Repeat the lines below exactly as they appear, but leave out the images.

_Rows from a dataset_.
"""
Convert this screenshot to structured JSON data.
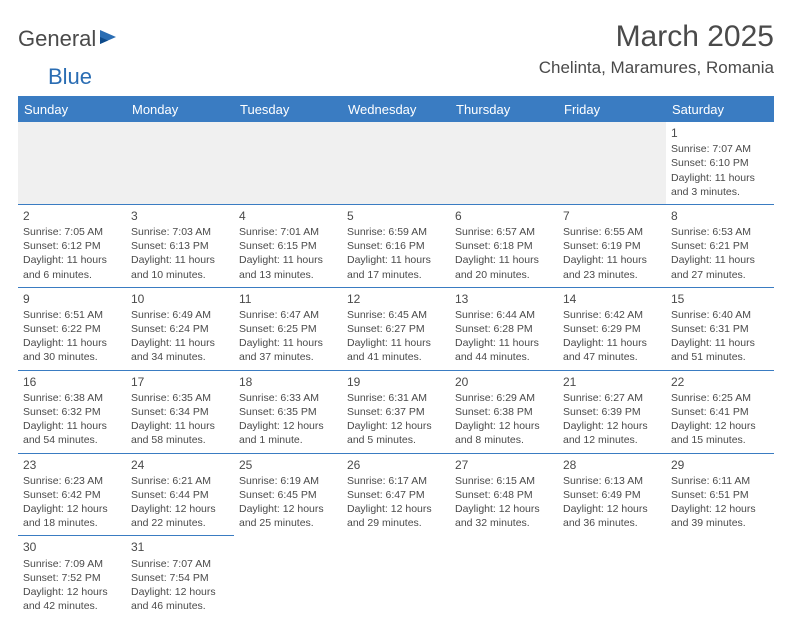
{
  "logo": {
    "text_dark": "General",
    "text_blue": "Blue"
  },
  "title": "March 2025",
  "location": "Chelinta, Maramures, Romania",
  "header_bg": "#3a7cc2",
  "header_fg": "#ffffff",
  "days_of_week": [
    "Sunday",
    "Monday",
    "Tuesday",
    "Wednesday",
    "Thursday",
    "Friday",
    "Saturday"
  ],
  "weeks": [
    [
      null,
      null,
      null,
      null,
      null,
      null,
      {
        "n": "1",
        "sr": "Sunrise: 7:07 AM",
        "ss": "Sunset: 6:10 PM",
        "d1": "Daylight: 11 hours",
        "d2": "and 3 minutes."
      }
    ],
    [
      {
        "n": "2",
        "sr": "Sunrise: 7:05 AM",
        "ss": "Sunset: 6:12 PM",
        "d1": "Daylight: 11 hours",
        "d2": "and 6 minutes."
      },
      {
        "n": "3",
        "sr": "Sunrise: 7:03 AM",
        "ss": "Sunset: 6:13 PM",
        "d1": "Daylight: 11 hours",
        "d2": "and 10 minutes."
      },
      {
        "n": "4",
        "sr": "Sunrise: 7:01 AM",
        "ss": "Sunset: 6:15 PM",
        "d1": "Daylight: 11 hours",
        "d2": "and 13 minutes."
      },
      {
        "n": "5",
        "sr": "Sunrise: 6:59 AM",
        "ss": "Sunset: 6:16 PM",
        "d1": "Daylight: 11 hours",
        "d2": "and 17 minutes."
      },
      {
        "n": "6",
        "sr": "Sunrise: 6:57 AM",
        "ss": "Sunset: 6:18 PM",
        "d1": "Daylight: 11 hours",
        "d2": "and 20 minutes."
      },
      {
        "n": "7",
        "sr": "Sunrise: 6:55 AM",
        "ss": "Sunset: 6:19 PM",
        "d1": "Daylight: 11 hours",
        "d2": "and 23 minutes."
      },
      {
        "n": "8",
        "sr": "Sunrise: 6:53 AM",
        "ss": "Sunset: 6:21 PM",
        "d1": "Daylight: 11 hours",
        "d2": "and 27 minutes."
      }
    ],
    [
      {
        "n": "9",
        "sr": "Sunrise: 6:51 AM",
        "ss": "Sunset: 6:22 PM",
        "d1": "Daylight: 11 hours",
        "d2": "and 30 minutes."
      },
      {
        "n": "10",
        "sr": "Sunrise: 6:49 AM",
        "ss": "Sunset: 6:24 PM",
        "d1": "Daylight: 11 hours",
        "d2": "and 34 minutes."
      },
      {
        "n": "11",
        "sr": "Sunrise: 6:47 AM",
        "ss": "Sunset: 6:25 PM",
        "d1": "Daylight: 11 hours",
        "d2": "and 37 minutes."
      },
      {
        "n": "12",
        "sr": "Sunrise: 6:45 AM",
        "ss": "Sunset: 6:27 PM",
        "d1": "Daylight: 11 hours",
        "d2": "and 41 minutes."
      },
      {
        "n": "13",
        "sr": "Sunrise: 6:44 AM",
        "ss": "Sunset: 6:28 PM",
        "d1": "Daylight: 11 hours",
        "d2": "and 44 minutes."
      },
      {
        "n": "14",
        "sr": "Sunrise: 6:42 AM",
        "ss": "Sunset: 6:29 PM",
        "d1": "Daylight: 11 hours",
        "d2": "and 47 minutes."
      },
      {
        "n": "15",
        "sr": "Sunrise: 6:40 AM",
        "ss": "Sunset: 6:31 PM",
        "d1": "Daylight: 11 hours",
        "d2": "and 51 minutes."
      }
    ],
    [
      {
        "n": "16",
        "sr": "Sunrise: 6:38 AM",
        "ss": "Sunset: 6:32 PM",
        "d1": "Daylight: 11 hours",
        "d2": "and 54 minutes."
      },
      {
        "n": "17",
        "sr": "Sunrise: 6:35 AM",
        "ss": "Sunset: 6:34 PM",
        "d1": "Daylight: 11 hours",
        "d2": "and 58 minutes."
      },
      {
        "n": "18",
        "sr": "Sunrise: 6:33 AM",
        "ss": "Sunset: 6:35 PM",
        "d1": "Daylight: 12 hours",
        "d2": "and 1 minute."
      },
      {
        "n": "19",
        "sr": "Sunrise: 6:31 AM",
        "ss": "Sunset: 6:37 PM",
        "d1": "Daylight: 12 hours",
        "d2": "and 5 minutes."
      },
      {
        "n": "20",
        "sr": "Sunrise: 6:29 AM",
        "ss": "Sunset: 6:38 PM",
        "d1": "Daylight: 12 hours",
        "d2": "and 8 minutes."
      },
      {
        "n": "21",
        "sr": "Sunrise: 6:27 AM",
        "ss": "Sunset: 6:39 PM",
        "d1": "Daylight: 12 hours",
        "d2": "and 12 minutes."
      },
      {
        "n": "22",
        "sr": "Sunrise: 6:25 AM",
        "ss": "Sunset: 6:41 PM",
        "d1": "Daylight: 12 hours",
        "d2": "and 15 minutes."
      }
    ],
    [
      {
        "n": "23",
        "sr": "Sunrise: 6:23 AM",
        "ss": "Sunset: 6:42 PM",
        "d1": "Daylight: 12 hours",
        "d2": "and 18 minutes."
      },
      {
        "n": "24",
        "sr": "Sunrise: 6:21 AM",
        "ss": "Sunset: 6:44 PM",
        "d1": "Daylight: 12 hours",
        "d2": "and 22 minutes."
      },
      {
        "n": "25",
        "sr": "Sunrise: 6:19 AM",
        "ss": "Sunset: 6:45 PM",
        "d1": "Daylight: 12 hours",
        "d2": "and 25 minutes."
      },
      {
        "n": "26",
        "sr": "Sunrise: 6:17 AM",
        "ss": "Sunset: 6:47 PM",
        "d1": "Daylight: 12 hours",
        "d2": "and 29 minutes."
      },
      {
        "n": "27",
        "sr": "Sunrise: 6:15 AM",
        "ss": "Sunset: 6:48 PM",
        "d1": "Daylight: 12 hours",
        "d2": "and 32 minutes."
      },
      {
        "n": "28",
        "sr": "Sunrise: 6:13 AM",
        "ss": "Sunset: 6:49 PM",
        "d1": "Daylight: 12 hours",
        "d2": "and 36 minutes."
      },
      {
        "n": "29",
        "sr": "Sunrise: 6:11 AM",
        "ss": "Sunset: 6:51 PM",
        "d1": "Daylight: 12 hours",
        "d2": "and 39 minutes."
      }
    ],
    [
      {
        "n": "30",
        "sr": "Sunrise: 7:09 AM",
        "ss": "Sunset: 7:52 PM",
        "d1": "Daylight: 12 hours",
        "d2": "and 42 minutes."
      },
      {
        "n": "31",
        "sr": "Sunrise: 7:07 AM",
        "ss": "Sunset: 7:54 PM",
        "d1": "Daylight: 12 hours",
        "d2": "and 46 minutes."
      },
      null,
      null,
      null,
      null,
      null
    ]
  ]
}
"""
_Exercise solution_.
Convert this screenshot to structured JSON data.
{
  "logo": {
    "text_dark": "General",
    "text_blue": "Blue"
  },
  "title": "March 2025",
  "location": "Chelinta, Maramures, Romania",
  "header_bg": "#3a7cc2",
  "header_fg": "#ffffff",
  "days_of_week": [
    "Sunday",
    "Monday",
    "Tuesday",
    "Wednesday",
    "Thursday",
    "Friday",
    "Saturday"
  ],
  "weeks": [
    [
      null,
      null,
      null,
      null,
      null,
      null,
      {
        "n": "1",
        "sr": "Sunrise: 7:07 AM",
        "ss": "Sunset: 6:10 PM",
        "d1": "Daylight: 11 hours",
        "d2": "and 3 minutes."
      }
    ],
    [
      {
        "n": "2",
        "sr": "Sunrise: 7:05 AM",
        "ss": "Sunset: 6:12 PM",
        "d1": "Daylight: 11 hours",
        "d2": "and 6 minutes."
      },
      {
        "n": "3",
        "sr": "Sunrise: 7:03 AM",
        "ss": "Sunset: 6:13 PM",
        "d1": "Daylight: 11 hours",
        "d2": "and 10 minutes."
      },
      {
        "n": "4",
        "sr": "Sunrise: 7:01 AM",
        "ss": "Sunset: 6:15 PM",
        "d1": "Daylight: 11 hours",
        "d2": "and 13 minutes."
      },
      {
        "n": "5",
        "sr": "Sunrise: 6:59 AM",
        "ss": "Sunset: 6:16 PM",
        "d1": "Daylight: 11 hours",
        "d2": "and 17 minutes."
      },
      {
        "n": "6",
        "sr": "Sunrise: 6:57 AM",
        "ss": "Sunset: 6:18 PM",
        "d1": "Daylight: 11 hours",
        "d2": "and 20 minutes."
      },
      {
        "n": "7",
        "sr": "Sunrise: 6:55 AM",
        "ss": "Sunset: 6:19 PM",
        "d1": "Daylight: 11 hours",
        "d2": "and 23 minutes."
      },
      {
        "n": "8",
        "sr": "Sunrise: 6:53 AM",
        "ss": "Sunset: 6:21 PM",
        "d1": "Daylight: 11 hours",
        "d2": "and 27 minutes."
      }
    ],
    [
      {
        "n": "9",
        "sr": "Sunrise: 6:51 AM",
        "ss": "Sunset: 6:22 PM",
        "d1": "Daylight: 11 hours",
        "d2": "and 30 minutes."
      },
      {
        "n": "10",
        "sr": "Sunrise: 6:49 AM",
        "ss": "Sunset: 6:24 PM",
        "d1": "Daylight: 11 hours",
        "d2": "and 34 minutes."
      },
      {
        "n": "11",
        "sr": "Sunrise: 6:47 AM",
        "ss": "Sunset: 6:25 PM",
        "d1": "Daylight: 11 hours",
        "d2": "and 37 minutes."
      },
      {
        "n": "12",
        "sr": "Sunrise: 6:45 AM",
        "ss": "Sunset: 6:27 PM",
        "d1": "Daylight: 11 hours",
        "d2": "and 41 minutes."
      },
      {
        "n": "13",
        "sr": "Sunrise: 6:44 AM",
        "ss": "Sunset: 6:28 PM",
        "d1": "Daylight: 11 hours",
        "d2": "and 44 minutes."
      },
      {
        "n": "14",
        "sr": "Sunrise: 6:42 AM",
        "ss": "Sunset: 6:29 PM",
        "d1": "Daylight: 11 hours",
        "d2": "and 47 minutes."
      },
      {
        "n": "15",
        "sr": "Sunrise: 6:40 AM",
        "ss": "Sunset: 6:31 PM",
        "d1": "Daylight: 11 hours",
        "d2": "and 51 minutes."
      }
    ],
    [
      {
        "n": "16",
        "sr": "Sunrise: 6:38 AM",
        "ss": "Sunset: 6:32 PM",
        "d1": "Daylight: 11 hours",
        "d2": "and 54 minutes."
      },
      {
        "n": "17",
        "sr": "Sunrise: 6:35 AM",
        "ss": "Sunset: 6:34 PM",
        "d1": "Daylight: 11 hours",
        "d2": "and 58 minutes."
      },
      {
        "n": "18",
        "sr": "Sunrise: 6:33 AM",
        "ss": "Sunset: 6:35 PM",
        "d1": "Daylight: 12 hours",
        "d2": "and 1 minute."
      },
      {
        "n": "19",
        "sr": "Sunrise: 6:31 AM",
        "ss": "Sunset: 6:37 PM",
        "d1": "Daylight: 12 hours",
        "d2": "and 5 minutes."
      },
      {
        "n": "20",
        "sr": "Sunrise: 6:29 AM",
        "ss": "Sunset: 6:38 PM",
        "d1": "Daylight: 12 hours",
        "d2": "and 8 minutes."
      },
      {
        "n": "21",
        "sr": "Sunrise: 6:27 AM",
        "ss": "Sunset: 6:39 PM",
        "d1": "Daylight: 12 hours",
        "d2": "and 12 minutes."
      },
      {
        "n": "22",
        "sr": "Sunrise: 6:25 AM",
        "ss": "Sunset: 6:41 PM",
        "d1": "Daylight: 12 hours",
        "d2": "and 15 minutes."
      }
    ],
    [
      {
        "n": "23",
        "sr": "Sunrise: 6:23 AM",
        "ss": "Sunset: 6:42 PM",
        "d1": "Daylight: 12 hours",
        "d2": "and 18 minutes."
      },
      {
        "n": "24",
        "sr": "Sunrise: 6:21 AM",
        "ss": "Sunset: 6:44 PM",
        "d1": "Daylight: 12 hours",
        "d2": "and 22 minutes."
      },
      {
        "n": "25",
        "sr": "Sunrise: 6:19 AM",
        "ss": "Sunset: 6:45 PM",
        "d1": "Daylight: 12 hours",
        "d2": "and 25 minutes."
      },
      {
        "n": "26",
        "sr": "Sunrise: 6:17 AM",
        "ss": "Sunset: 6:47 PM",
        "d1": "Daylight: 12 hours",
        "d2": "and 29 minutes."
      },
      {
        "n": "27",
        "sr": "Sunrise: 6:15 AM",
        "ss": "Sunset: 6:48 PM",
        "d1": "Daylight: 12 hours",
        "d2": "and 32 minutes."
      },
      {
        "n": "28",
        "sr": "Sunrise: 6:13 AM",
        "ss": "Sunset: 6:49 PM",
        "d1": "Daylight: 12 hours",
        "d2": "and 36 minutes."
      },
      {
        "n": "29",
        "sr": "Sunrise: 6:11 AM",
        "ss": "Sunset: 6:51 PM",
        "d1": "Daylight: 12 hours",
        "d2": "and 39 minutes."
      }
    ],
    [
      {
        "n": "30",
        "sr": "Sunrise: 7:09 AM",
        "ss": "Sunset: 7:52 PM",
        "d1": "Daylight: 12 hours",
        "d2": "and 42 minutes."
      },
      {
        "n": "31",
        "sr": "Sunrise: 7:07 AM",
        "ss": "Sunset: 7:54 PM",
        "d1": "Daylight: 12 hours",
        "d2": "and 46 minutes."
      },
      null,
      null,
      null,
      null,
      null
    ]
  ]
}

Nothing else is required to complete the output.